Records shown ->
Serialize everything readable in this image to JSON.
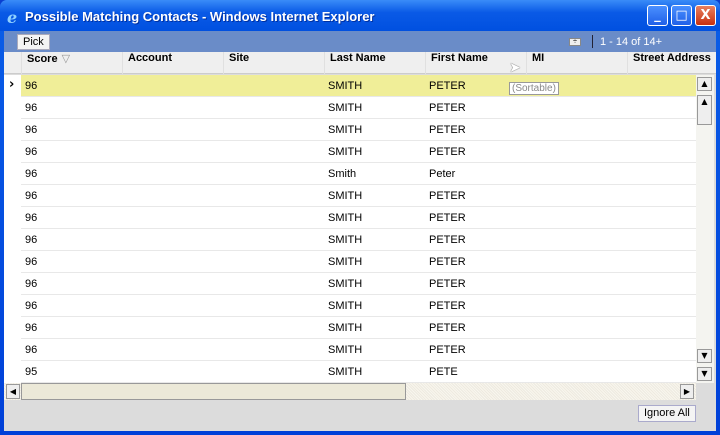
{
  "window": {
    "title": "Possible Matching Contacts - Windows Internet Explorer",
    "minimize": "_",
    "maximize": "□",
    "close": "X"
  },
  "toolbar": {
    "pick_label": "Pick",
    "record_count": "1 - 14 of 14+"
  },
  "columns": [
    "Score",
    "Account",
    "Site",
    "Last Name",
    "First Name",
    "MI",
    "Street Address"
  ],
  "sort_indicator": "▽",
  "tooltip": "(Sortable)",
  "rows": [
    {
      "score": "96",
      "last": "SMITH",
      "first": "PETER"
    },
    {
      "score": "96",
      "last": "SMITH",
      "first": "PETER"
    },
    {
      "score": "96",
      "last": "SMITH",
      "first": "PETER"
    },
    {
      "score": "96",
      "last": "SMITH",
      "first": "PETER"
    },
    {
      "score": "96",
      "last": "Smith",
      "first": "Peter"
    },
    {
      "score": "96",
      "last": "SMITH",
      "first": "PETER"
    },
    {
      "score": "96",
      "last": "SMITH",
      "first": "PETER"
    },
    {
      "score": "96",
      "last": "SMITH",
      "first": "PETER"
    },
    {
      "score": "96",
      "last": "SMITH",
      "first": "PETER"
    },
    {
      "score": "96",
      "last": "SMITH",
      "first": "PETER"
    },
    {
      "score": "96",
      "last": "SMITH",
      "first": "PETER"
    },
    {
      "score": "96",
      "last": "SMITH",
      "first": "PETER"
    },
    {
      "score": "96",
      "last": "SMITH",
      "first": "PETER"
    },
    {
      "score": "95",
      "last": "SMITH",
      "first": "PETE"
    }
  ],
  "footer": {
    "ignore_all_label": "Ignore All"
  }
}
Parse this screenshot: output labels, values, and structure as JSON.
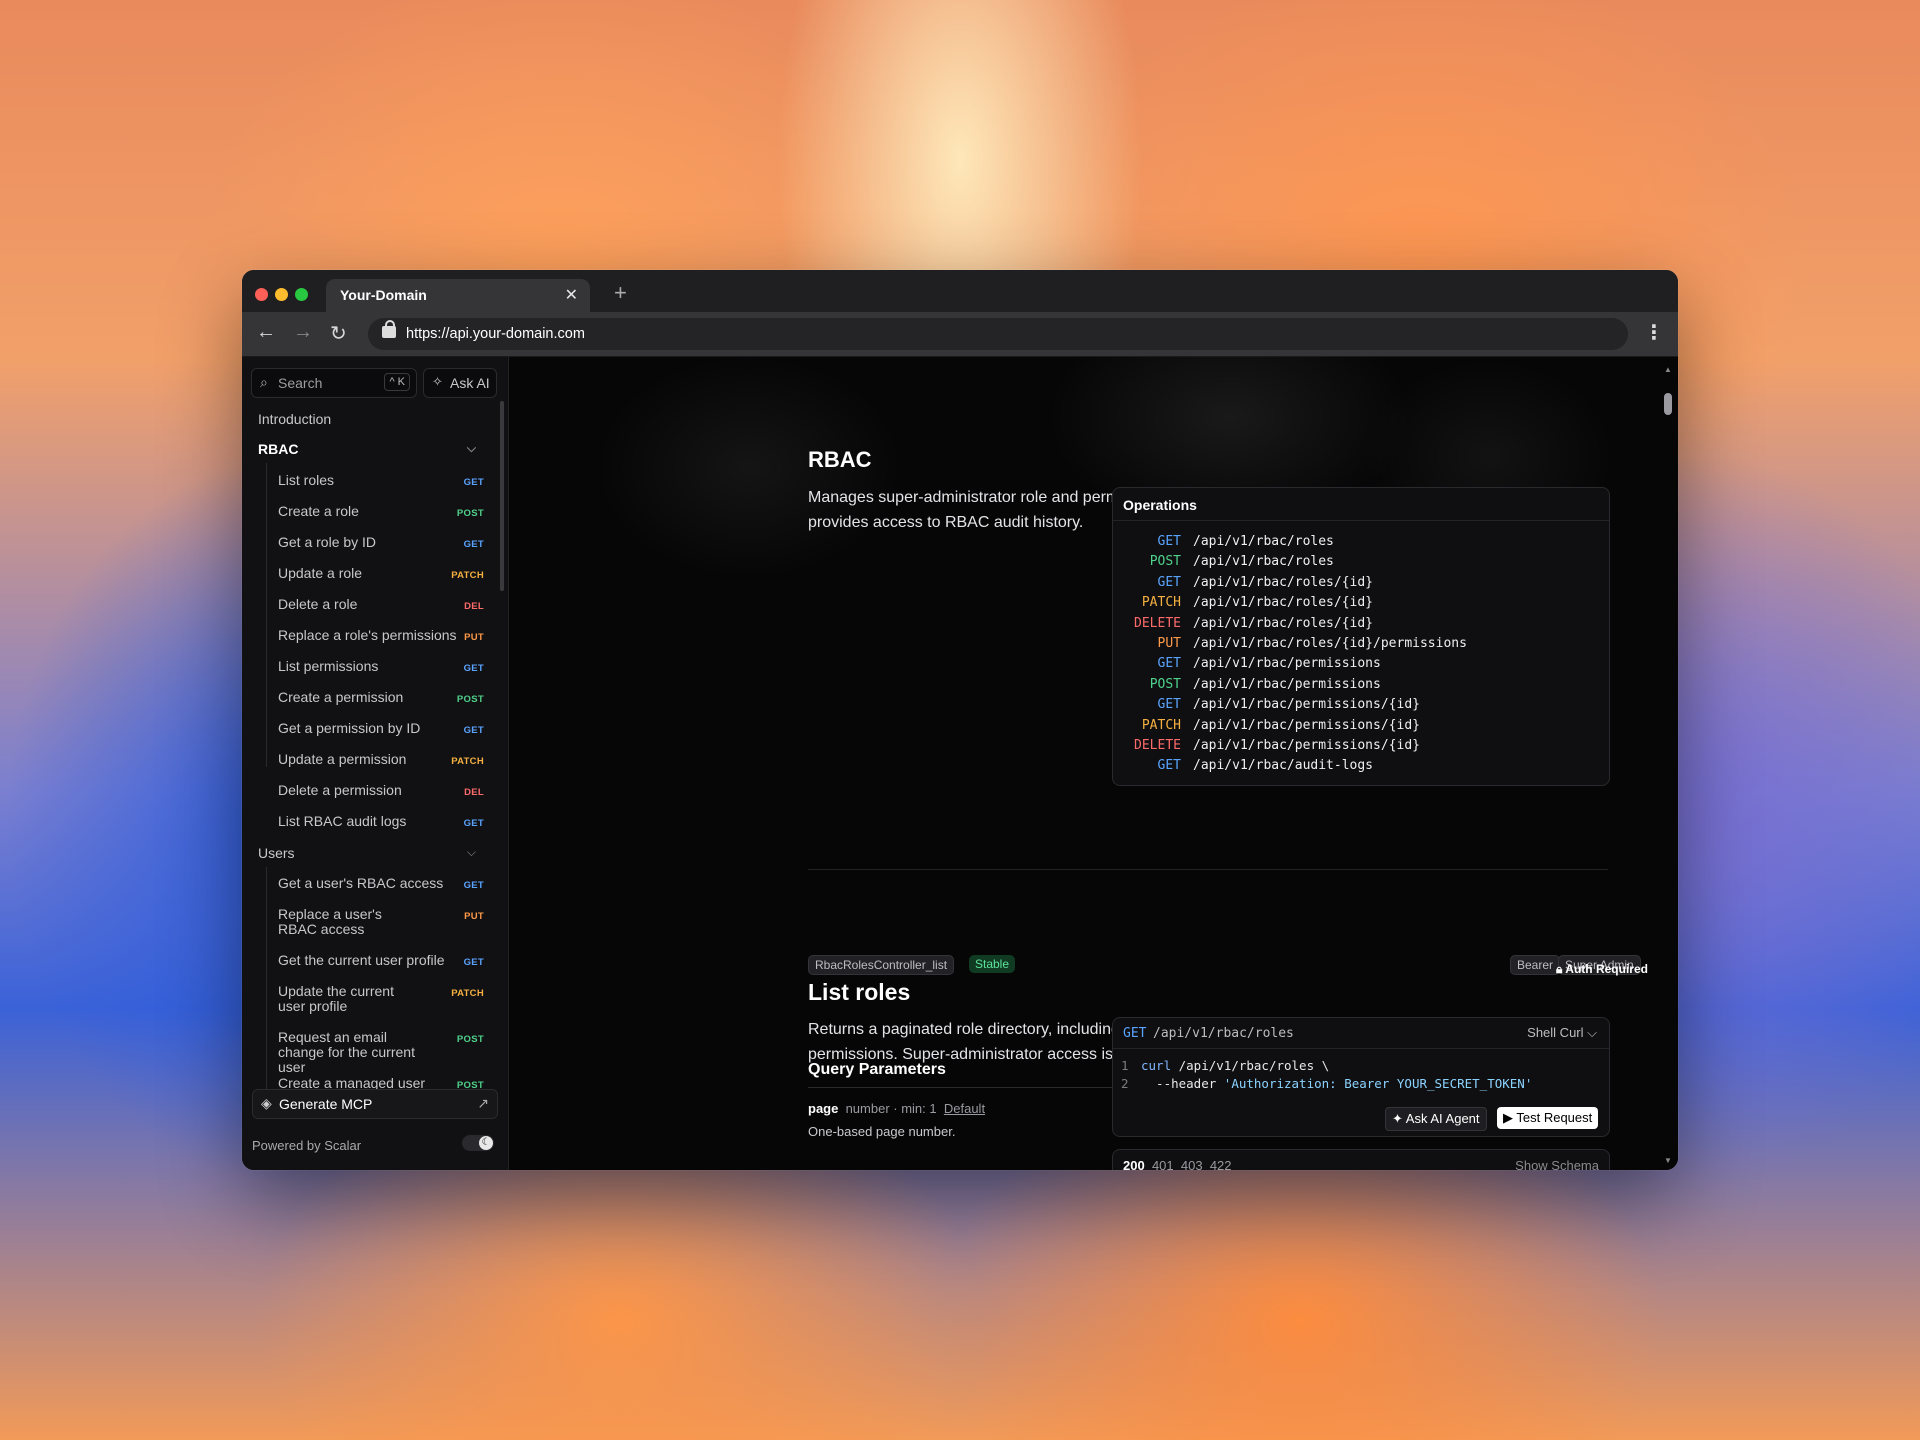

Exercise requirements -> Reproduce every line of the listing above in which the string "this" appears.

Exercise answer ->
Serialize everything readable in this image to JSON.
Parse this screenshot: output labels, values, and structure as JSON.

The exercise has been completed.